## GIVEN TASK
Write out precisely the lines beginning with the line that contains "Convert this document image to plain text." and ending with the last line of the entries, and no other lines.

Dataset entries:
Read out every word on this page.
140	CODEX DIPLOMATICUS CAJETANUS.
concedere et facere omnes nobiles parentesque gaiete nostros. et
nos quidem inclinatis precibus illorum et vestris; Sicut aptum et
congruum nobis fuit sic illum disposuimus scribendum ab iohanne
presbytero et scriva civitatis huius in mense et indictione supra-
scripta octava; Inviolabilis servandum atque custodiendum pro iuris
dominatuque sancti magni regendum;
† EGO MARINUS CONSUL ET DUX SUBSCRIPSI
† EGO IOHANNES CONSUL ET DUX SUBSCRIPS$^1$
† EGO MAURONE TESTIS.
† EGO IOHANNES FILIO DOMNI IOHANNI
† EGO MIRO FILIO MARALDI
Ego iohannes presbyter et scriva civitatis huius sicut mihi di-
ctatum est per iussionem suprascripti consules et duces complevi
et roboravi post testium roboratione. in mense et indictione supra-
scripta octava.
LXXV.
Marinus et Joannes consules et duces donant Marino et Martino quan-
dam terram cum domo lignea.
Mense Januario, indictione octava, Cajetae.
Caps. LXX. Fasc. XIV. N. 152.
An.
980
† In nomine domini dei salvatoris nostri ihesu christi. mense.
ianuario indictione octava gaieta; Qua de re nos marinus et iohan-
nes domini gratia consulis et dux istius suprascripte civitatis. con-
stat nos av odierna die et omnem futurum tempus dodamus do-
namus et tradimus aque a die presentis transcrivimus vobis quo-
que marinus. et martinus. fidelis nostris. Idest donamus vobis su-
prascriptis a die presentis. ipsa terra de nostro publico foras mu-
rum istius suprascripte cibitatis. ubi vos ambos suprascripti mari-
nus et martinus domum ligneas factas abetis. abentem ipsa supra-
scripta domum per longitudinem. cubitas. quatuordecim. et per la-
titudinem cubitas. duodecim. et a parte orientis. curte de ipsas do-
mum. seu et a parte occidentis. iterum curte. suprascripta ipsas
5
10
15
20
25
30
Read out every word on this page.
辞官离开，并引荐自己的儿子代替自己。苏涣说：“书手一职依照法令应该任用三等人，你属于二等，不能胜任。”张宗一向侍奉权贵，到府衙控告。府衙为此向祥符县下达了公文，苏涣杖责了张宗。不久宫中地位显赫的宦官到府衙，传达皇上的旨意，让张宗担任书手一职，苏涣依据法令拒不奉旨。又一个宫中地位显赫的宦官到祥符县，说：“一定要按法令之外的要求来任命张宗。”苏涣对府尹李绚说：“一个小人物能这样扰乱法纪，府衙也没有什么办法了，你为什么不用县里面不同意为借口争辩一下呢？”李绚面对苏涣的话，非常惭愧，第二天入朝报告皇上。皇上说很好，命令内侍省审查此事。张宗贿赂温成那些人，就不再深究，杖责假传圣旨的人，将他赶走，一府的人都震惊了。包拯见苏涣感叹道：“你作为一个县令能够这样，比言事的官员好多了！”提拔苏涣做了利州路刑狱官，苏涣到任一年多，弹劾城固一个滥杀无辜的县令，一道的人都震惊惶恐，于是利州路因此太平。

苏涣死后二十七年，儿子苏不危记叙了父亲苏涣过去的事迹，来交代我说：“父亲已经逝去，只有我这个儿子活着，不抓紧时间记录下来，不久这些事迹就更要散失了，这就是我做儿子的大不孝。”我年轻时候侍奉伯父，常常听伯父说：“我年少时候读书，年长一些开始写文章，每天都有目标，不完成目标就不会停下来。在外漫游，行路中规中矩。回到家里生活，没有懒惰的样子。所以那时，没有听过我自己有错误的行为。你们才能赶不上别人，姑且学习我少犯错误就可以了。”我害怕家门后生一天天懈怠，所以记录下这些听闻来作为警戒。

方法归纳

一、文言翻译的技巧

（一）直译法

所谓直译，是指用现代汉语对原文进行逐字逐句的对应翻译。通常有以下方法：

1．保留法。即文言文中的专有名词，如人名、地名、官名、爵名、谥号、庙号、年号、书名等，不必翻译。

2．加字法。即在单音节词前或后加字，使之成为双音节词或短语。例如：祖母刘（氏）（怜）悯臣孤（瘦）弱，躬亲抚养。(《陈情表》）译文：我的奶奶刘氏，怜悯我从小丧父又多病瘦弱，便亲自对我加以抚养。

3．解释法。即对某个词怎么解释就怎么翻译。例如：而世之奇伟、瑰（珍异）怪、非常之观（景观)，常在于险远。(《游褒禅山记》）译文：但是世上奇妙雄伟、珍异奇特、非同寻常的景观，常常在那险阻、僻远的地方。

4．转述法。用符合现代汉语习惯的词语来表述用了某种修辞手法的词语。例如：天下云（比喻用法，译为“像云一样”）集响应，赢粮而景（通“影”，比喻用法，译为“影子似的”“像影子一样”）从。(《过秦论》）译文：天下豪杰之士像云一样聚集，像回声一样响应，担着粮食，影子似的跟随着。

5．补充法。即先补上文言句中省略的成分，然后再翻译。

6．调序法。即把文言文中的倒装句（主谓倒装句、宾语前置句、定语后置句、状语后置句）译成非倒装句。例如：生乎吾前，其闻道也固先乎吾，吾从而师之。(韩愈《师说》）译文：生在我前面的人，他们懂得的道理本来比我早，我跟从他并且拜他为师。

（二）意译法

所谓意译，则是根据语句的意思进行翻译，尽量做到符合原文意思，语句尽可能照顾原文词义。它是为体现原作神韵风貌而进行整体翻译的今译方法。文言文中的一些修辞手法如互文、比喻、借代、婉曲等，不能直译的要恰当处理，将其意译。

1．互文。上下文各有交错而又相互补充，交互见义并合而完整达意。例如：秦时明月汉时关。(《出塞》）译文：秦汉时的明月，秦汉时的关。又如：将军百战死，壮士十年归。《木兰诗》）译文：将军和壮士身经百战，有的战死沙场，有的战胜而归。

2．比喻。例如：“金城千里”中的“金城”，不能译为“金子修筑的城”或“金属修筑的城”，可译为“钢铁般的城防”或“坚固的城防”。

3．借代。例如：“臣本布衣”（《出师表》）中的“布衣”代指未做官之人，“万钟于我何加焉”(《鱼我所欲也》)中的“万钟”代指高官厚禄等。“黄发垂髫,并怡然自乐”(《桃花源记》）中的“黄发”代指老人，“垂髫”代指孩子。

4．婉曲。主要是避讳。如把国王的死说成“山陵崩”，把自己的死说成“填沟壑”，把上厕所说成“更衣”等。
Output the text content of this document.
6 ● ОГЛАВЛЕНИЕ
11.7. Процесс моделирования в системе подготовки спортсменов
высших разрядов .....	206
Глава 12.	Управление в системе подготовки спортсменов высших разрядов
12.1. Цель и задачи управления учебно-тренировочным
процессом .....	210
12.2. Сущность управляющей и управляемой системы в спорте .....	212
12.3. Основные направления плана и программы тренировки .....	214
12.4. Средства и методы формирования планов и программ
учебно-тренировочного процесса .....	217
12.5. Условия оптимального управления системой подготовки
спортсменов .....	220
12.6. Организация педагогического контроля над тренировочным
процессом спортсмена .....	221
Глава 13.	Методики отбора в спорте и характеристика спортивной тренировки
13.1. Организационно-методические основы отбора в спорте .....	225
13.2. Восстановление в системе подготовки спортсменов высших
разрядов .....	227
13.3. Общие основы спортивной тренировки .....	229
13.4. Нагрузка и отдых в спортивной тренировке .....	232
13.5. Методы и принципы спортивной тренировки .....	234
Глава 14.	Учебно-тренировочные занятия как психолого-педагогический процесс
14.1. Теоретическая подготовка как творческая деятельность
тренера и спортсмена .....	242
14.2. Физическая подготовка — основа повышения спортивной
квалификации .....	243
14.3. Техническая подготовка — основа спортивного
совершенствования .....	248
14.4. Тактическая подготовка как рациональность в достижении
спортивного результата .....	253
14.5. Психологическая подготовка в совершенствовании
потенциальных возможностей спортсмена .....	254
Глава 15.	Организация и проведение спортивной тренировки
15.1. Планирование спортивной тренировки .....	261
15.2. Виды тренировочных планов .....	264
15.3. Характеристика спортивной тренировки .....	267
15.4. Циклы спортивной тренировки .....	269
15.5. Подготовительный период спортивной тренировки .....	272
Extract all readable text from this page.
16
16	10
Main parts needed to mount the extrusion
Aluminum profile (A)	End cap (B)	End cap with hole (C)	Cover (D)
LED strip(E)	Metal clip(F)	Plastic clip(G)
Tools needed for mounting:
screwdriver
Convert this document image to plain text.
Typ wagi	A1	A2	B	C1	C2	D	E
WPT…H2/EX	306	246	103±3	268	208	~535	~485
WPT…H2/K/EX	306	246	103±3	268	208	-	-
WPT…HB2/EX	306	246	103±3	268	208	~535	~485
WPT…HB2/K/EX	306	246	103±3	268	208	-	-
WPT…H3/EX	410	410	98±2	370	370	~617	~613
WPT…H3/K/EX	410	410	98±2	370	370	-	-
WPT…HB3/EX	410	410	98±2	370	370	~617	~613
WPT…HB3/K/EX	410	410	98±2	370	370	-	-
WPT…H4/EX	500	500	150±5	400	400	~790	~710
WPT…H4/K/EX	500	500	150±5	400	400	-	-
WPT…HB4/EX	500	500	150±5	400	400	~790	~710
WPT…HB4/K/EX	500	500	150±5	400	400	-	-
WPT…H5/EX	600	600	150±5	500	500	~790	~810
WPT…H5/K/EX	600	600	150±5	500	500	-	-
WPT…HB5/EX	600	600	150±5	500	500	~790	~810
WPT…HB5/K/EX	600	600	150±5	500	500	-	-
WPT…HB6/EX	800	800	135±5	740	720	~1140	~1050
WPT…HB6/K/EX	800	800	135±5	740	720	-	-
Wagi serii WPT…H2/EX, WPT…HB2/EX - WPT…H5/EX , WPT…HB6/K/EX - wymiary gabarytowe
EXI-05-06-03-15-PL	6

## SOLUTION BELOW
Convert this document image to plain text.
Typ wagi	A1	A2	B	C1	C2	D	E
WPT…H2/EX	306	246	103±3	268	208	~535	~485
WPT…H2/K/EX	306	246	103±3	268	208	-	-
WPT…HB2/EX	306	246	103±3	268	208	~535	~485
WPT…HB2/K/EX	306	246	103±3	268	208	-	-
WPT…H3/EX	410	410	98±2	370	370	~617	~613
WPT…H3/K/EX	410	410	98±2	370	370	-	-
WPT…HB3/EX	410	410	98±2	370	370	~617	~613
WPT…HB3/K/EX	410	410	98±2	370	370	-	-
WPT…H4/EX	500	500	150±5	400	400	~790	~710
WPT…H4/K/EX	500	500	150±5	400	400	-	-
WPT…HB4/EX	500	500	150±5	400	400	~790	~710
WPT…HB4/K/EX	500	500	150±5	400	400	-	-
WPT…H5/EX	600	600	150±5	500	500	~790	~810
WPT…H5/K/EX	600	600	150±5	500	500	-	-
WPT…HB5/EX	600	600	150±5	500	500	~790	~810
WPT…HB5/K/EX	600	600	150±5	500	500	-	-
WPT…HB6/EX	800	800	135±5	740	720	~1140	~1050
WPT…HB6/K/EX	800	800	135±5	740	720	-	-
Wagi serii WPT…H2/EX, WPT…HB2/EX - WPT…H5/EX , WPT…HB6/K/EX - wymiary gabarytowe
EXI-05-06-03-15-PL	6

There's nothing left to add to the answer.